# INSTRUCTIONS FOR THE TASK
Which lines hold the word "area"? Show each of them.

# RECORDS SHOWN
------

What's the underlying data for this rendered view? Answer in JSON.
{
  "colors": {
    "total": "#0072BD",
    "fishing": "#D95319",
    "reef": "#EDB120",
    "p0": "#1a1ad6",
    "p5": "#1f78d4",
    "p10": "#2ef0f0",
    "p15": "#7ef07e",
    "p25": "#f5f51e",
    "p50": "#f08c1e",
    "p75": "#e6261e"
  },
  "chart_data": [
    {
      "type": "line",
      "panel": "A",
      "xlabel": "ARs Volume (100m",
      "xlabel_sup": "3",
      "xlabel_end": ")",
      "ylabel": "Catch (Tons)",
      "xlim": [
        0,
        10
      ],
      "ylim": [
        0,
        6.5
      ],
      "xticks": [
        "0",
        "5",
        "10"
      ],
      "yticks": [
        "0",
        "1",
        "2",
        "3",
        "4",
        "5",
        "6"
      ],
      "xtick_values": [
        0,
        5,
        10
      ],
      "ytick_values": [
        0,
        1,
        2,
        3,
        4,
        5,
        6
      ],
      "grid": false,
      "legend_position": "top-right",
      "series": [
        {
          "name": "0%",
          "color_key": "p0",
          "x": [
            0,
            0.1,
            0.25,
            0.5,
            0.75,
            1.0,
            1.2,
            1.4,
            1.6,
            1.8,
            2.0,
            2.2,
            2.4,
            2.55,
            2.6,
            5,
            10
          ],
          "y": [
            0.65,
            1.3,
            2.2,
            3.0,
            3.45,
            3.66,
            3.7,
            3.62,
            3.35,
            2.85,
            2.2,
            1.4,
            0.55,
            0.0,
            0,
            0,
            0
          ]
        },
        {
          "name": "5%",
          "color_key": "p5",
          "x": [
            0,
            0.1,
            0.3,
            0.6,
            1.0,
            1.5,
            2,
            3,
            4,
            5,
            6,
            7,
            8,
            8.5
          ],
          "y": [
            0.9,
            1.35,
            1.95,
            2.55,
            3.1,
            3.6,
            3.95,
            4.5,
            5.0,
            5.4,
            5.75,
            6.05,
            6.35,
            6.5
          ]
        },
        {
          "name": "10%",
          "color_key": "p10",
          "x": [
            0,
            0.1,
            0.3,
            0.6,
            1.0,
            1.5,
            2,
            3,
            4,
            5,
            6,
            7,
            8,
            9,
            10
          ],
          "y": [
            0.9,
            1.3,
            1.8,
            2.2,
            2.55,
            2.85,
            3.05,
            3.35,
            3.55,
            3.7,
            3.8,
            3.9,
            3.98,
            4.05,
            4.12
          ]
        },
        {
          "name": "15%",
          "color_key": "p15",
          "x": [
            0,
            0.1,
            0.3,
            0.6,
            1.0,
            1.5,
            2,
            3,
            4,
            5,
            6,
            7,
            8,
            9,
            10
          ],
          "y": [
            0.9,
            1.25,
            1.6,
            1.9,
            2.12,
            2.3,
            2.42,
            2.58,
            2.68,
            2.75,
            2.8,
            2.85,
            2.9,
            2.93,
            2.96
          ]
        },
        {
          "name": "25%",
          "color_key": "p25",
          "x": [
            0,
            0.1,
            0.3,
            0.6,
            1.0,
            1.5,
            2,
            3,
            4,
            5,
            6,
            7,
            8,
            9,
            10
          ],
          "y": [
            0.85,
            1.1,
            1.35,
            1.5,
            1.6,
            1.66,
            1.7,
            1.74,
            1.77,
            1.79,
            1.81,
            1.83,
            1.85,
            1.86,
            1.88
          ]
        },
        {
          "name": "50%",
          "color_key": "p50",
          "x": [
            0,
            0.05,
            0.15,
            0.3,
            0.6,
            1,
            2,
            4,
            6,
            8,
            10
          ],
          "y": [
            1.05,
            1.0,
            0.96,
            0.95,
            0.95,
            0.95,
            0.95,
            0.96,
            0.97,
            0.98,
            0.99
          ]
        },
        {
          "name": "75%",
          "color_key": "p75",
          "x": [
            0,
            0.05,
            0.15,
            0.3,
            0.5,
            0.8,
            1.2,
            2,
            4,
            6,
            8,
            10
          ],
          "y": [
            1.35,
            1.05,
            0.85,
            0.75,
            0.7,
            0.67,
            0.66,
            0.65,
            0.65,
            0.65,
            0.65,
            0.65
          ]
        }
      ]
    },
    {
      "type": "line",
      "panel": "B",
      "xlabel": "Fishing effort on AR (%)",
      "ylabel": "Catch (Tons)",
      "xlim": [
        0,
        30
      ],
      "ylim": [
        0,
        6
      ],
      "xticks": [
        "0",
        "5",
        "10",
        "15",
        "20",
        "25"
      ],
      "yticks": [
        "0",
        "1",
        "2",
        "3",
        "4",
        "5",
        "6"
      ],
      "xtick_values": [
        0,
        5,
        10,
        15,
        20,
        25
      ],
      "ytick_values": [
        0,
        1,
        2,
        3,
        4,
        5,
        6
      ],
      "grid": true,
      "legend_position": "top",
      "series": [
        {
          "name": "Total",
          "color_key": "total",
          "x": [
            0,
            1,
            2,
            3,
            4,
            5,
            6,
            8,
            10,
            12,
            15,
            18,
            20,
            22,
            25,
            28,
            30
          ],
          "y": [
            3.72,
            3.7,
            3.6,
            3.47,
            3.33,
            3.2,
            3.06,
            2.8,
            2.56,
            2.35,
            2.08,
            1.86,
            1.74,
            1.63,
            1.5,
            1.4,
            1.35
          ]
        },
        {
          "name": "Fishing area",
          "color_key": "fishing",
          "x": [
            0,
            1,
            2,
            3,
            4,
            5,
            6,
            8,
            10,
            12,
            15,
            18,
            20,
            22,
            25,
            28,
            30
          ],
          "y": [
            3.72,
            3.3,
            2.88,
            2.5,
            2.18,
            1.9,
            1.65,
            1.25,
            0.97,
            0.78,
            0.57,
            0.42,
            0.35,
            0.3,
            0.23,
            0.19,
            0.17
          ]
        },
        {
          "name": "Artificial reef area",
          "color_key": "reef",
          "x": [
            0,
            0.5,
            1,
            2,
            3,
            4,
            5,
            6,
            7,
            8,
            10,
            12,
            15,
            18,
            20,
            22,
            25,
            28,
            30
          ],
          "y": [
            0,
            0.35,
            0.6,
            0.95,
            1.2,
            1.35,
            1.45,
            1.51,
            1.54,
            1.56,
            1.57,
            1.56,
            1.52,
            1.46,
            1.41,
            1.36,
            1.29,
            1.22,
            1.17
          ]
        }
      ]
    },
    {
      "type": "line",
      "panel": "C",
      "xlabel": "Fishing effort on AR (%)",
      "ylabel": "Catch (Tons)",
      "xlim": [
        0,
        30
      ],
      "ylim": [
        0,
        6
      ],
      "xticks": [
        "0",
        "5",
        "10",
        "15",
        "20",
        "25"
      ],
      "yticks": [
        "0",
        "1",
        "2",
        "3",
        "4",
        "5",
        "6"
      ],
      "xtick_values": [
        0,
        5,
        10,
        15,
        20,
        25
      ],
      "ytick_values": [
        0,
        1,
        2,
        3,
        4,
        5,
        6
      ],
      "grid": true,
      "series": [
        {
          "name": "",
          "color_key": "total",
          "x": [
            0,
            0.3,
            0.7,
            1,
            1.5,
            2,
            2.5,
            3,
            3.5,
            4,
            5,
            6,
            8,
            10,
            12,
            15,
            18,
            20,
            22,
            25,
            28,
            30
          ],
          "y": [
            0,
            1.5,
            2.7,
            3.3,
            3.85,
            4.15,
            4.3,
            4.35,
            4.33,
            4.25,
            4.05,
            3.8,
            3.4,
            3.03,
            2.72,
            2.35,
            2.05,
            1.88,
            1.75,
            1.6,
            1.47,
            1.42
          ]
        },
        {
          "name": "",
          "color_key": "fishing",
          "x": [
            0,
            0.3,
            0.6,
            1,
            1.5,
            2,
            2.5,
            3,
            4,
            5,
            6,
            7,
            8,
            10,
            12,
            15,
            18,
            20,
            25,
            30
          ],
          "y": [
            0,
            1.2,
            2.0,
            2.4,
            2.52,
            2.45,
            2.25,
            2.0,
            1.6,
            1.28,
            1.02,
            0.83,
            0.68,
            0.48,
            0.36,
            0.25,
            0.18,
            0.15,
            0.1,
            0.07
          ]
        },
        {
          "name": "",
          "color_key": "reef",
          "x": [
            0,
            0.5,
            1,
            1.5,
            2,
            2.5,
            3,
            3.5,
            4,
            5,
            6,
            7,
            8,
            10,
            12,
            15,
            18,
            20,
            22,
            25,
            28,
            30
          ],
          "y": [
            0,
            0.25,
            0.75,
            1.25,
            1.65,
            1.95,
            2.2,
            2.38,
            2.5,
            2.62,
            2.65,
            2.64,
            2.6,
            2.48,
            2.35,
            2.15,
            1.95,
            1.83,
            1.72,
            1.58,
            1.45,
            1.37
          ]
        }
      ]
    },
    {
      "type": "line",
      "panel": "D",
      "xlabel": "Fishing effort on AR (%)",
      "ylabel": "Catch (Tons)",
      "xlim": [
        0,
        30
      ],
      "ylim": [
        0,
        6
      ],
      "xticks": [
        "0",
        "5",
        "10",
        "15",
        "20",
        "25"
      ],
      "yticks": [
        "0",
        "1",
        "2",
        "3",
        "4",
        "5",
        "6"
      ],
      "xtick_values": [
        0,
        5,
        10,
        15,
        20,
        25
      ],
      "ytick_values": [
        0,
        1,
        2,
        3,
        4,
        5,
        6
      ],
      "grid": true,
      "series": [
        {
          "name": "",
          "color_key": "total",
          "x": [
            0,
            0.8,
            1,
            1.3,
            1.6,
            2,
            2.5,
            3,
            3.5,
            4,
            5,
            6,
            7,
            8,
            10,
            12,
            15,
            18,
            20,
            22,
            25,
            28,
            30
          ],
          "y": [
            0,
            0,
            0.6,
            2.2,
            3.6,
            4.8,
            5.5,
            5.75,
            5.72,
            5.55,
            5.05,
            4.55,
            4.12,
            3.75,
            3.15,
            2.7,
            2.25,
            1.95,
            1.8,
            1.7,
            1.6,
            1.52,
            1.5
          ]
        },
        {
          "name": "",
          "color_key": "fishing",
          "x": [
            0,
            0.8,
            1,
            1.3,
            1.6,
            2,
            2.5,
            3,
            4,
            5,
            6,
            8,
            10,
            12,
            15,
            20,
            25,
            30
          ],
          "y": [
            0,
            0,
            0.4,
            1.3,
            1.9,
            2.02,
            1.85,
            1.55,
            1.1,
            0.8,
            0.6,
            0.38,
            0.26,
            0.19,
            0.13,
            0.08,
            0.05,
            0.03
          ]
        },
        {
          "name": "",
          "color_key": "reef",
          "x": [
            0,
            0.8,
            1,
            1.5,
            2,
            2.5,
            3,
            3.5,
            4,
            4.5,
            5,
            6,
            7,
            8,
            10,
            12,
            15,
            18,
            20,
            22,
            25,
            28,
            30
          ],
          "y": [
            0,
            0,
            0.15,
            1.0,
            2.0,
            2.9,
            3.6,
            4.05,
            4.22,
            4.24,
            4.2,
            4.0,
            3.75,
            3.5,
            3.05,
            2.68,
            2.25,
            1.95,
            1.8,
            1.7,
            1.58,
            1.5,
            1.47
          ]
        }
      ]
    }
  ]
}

------

# WRITTEN RESPONSE
          "name": "Fishing area",
          "name": "Artificial reef area",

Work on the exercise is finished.